*WHAT TO DO*: Output the entries that start at the line containing "list all visible" and end at the line containing "y-axis-title: Sensitivity — [7, 204, 24, 280]", keeping both of those lines and copying each line unchanged. Leave the pictures out of the answer.

*INFORMATION SHOWN*:
▬▬▬▬▬▬▬▬▬▬

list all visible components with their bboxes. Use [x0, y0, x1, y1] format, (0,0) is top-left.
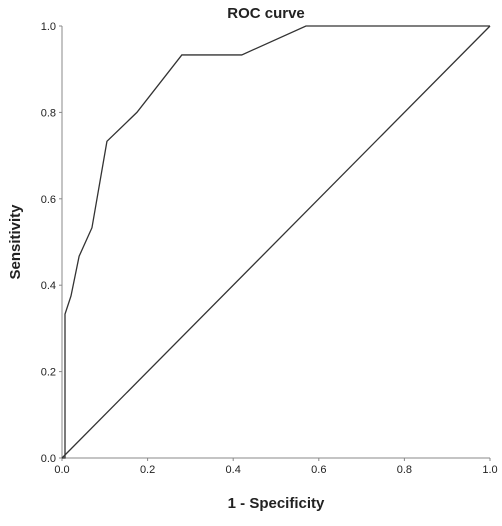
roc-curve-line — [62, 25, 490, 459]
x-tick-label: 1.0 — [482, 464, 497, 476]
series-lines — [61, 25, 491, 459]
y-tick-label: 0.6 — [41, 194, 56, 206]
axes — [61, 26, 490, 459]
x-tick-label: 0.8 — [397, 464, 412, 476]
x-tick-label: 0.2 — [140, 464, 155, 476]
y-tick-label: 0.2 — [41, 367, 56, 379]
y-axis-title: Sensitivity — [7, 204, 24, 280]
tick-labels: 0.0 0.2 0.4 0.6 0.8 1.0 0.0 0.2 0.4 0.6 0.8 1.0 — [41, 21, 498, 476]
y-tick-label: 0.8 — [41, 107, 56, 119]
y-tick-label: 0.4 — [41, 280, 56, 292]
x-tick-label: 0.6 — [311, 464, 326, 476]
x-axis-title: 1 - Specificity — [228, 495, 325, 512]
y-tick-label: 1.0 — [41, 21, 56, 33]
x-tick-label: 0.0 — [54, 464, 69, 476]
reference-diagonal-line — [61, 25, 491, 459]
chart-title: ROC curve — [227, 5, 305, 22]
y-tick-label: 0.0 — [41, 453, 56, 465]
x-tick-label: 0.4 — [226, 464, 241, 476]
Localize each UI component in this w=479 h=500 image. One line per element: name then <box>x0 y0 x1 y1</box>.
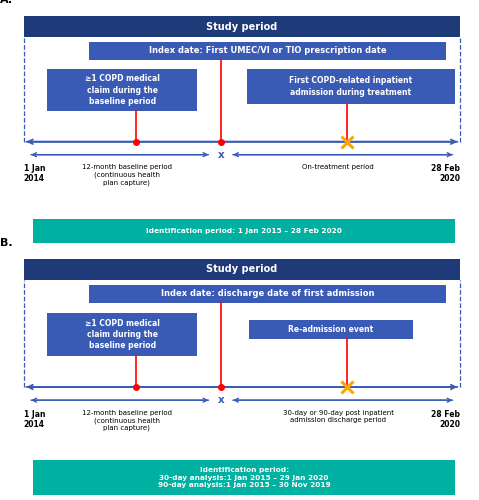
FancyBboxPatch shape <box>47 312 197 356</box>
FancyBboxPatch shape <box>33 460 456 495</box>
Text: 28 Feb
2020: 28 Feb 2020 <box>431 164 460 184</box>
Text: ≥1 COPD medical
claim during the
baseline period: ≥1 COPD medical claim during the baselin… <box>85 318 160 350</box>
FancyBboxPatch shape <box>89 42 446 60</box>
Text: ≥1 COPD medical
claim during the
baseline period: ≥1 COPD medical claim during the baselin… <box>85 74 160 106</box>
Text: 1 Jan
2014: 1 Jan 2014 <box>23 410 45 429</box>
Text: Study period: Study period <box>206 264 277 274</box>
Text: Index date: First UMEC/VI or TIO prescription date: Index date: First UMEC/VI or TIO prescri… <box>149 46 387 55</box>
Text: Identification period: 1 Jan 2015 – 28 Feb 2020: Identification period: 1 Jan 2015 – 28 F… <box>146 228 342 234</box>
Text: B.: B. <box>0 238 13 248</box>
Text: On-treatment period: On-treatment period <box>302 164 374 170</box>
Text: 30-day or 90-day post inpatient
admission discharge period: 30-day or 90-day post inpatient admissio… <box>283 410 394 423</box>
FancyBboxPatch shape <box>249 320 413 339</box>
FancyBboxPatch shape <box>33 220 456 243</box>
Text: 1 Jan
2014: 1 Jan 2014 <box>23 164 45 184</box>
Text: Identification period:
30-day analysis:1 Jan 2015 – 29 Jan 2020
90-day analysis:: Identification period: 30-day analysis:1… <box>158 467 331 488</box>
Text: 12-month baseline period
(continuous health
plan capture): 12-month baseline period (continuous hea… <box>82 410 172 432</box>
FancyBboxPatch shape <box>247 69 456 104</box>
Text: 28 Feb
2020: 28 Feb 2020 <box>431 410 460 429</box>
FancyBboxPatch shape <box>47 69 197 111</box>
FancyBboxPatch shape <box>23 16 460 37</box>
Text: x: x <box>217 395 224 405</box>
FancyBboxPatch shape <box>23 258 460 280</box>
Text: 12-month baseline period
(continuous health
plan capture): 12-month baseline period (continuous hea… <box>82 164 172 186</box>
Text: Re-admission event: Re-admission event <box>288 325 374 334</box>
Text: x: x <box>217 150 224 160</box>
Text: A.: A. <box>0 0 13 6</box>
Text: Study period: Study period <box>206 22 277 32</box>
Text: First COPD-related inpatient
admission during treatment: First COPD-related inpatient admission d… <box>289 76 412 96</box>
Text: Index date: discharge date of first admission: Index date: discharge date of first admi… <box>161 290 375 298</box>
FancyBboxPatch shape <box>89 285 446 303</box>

▬▬▬▬▬▬▬▬▬▬

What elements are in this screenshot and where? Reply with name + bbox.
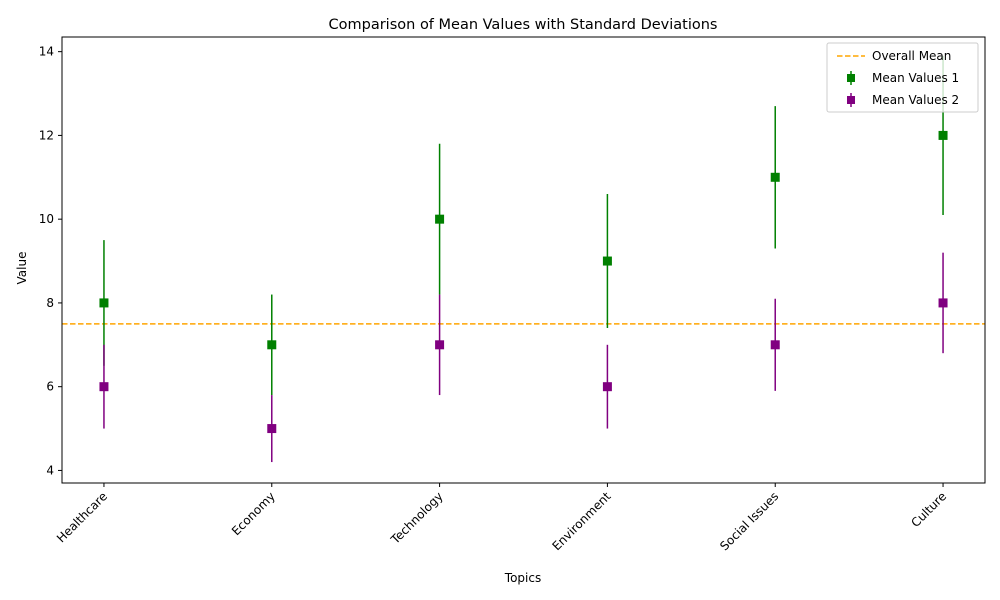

▬▬▬▬▬▬▬▬▬▬

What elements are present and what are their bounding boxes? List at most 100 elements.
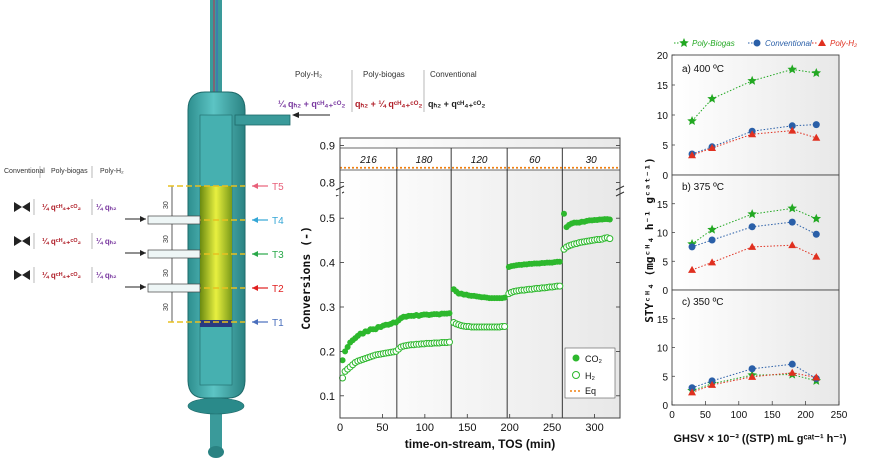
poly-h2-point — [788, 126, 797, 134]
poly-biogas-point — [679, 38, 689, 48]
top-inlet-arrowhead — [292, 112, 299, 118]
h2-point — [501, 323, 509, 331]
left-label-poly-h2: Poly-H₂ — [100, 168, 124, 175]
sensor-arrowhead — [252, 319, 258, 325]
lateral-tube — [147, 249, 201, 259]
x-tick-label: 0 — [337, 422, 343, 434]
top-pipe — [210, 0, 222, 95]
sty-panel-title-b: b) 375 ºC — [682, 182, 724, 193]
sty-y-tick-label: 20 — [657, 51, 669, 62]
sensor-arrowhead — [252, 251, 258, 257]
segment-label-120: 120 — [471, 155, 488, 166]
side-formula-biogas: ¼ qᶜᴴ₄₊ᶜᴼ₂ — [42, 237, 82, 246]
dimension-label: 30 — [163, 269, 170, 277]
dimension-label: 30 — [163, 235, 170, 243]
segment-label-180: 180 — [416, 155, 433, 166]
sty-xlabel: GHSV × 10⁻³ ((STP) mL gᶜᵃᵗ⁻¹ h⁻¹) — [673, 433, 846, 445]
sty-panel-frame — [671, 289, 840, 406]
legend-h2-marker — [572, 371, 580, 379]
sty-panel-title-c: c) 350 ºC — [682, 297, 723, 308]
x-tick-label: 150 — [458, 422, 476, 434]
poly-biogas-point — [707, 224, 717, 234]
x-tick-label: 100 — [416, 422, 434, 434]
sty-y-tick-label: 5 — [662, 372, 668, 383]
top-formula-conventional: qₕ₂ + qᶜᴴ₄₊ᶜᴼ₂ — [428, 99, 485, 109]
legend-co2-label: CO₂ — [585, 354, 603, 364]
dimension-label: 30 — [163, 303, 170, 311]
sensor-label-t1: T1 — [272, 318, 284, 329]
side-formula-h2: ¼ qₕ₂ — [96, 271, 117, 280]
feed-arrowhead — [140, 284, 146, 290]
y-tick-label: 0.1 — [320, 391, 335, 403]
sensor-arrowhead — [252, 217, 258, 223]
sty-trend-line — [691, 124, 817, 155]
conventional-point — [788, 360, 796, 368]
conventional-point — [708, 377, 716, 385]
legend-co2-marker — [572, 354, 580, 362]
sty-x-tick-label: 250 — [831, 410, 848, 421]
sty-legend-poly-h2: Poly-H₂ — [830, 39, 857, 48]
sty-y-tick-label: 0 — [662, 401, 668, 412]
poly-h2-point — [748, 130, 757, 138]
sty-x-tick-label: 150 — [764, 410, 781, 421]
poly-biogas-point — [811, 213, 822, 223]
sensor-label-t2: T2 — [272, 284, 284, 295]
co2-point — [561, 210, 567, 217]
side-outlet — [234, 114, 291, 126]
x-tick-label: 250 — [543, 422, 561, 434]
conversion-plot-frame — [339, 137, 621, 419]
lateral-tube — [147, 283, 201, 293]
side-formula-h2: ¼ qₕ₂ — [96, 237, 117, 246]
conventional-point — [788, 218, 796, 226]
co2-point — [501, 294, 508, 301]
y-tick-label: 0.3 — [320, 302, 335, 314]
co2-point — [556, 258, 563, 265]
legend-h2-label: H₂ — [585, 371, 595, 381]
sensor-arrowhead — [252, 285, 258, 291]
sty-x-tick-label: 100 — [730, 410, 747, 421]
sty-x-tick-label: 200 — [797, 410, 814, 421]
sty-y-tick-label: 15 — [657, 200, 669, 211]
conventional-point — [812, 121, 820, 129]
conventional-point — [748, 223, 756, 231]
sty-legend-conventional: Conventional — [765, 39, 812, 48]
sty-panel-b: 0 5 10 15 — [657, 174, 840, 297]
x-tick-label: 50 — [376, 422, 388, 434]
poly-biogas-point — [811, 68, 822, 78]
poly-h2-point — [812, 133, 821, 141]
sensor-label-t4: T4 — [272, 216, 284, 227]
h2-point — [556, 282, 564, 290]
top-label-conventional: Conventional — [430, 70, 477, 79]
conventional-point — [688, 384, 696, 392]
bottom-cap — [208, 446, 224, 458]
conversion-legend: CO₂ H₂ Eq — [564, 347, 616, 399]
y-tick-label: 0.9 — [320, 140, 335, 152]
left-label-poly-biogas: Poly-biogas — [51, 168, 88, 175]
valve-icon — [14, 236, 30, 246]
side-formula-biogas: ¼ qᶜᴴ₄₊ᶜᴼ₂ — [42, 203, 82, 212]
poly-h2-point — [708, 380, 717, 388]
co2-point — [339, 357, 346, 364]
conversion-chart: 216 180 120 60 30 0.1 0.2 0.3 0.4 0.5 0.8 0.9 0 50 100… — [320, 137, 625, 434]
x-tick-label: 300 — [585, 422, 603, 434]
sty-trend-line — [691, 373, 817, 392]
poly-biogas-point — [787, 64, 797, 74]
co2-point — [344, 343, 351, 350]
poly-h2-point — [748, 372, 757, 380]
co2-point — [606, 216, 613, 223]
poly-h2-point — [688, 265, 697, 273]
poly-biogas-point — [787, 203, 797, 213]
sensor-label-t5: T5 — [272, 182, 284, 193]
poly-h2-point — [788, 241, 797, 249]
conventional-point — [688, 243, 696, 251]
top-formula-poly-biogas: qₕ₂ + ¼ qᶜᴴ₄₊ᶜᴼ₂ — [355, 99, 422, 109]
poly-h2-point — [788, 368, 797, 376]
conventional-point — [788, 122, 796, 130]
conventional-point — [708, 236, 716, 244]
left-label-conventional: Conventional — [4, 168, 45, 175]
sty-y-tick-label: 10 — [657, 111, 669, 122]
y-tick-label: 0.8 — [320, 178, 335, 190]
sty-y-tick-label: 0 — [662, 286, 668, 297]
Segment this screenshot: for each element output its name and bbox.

▬▬▬▬▬▬▬▬▬▬

*THE SOLUTION*:
list all visible components with their bboxes. Use [x0, y0, x1, y1] format, (0,0) is top-left.
roc-curve-line — [62, 25, 490, 459]
x-tick-label: 1.0 — [482, 464, 497, 476]
series-lines — [61, 25, 491, 459]
y-tick-label: 0.6 — [41, 194, 56, 206]
axes — [61, 26, 490, 459]
x-tick-label: 0.8 — [397, 464, 412, 476]
x-tick-label: 0.2 — [140, 464, 155, 476]
y-tick-label: 0.2 — [41, 367, 56, 379]
y-axis-title: Sensitivity — [7, 204, 24, 280]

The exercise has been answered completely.